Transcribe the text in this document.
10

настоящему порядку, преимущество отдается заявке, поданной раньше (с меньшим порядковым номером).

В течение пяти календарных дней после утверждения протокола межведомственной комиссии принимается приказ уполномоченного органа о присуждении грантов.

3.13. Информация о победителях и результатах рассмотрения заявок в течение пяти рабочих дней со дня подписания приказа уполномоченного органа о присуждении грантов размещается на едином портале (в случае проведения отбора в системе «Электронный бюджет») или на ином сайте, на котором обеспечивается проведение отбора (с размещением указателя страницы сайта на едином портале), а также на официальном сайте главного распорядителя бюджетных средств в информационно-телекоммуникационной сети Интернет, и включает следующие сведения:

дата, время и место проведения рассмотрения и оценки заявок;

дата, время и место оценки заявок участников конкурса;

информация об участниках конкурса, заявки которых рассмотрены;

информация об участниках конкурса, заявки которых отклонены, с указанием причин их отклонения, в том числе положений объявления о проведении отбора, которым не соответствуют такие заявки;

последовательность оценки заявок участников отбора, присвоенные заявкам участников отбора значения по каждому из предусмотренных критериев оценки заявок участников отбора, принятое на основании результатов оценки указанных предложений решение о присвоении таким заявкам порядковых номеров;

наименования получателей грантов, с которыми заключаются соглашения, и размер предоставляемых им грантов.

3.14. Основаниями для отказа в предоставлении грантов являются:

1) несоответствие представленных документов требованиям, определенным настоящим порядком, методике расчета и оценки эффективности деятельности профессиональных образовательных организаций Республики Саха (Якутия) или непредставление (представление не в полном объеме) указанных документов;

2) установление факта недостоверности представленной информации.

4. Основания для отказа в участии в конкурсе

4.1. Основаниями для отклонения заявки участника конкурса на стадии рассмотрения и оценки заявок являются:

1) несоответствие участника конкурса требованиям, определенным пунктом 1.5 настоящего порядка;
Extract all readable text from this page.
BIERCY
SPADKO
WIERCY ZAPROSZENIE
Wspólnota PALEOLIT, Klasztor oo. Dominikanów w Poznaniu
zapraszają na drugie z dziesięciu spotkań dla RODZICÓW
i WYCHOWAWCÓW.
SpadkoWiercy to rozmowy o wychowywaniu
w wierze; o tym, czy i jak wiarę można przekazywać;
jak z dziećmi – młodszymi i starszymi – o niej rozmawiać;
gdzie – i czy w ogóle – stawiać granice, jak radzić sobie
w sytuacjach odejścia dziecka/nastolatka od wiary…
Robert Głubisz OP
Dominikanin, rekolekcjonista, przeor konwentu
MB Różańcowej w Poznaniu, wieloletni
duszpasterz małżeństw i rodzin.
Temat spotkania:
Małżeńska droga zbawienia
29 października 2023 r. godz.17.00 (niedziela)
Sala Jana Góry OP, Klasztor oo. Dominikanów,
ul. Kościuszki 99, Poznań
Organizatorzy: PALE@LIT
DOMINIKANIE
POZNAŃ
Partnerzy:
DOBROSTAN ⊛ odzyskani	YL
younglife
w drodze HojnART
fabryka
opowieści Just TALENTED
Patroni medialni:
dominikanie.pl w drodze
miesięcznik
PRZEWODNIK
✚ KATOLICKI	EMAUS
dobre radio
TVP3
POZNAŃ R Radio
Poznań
....................
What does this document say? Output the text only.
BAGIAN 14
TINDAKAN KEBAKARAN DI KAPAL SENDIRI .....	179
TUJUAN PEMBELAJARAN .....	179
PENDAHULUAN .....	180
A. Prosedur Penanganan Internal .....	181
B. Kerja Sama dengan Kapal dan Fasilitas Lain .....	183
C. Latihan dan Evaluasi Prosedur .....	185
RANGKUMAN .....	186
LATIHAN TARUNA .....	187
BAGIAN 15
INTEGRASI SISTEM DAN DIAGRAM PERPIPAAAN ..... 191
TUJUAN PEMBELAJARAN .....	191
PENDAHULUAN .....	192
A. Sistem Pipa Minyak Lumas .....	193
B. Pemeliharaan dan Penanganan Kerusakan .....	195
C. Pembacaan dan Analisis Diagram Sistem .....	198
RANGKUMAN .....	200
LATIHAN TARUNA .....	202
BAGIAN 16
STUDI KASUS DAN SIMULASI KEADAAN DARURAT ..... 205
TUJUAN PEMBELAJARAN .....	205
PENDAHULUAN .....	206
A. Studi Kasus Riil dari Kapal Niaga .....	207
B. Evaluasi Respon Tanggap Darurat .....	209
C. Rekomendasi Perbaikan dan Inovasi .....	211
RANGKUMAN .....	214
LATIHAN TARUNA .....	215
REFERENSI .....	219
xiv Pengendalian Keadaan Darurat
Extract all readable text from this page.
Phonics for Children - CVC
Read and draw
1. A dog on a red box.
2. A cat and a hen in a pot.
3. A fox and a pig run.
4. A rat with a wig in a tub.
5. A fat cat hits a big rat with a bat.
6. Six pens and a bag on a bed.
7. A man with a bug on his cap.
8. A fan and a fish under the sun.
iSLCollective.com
....................
◆ EXERCISE
Select and copy every line of the listing with the word "drodze".

◆ RESPONSE TO THE TASK
w drodze HojnART
dominikanie.pl w drodze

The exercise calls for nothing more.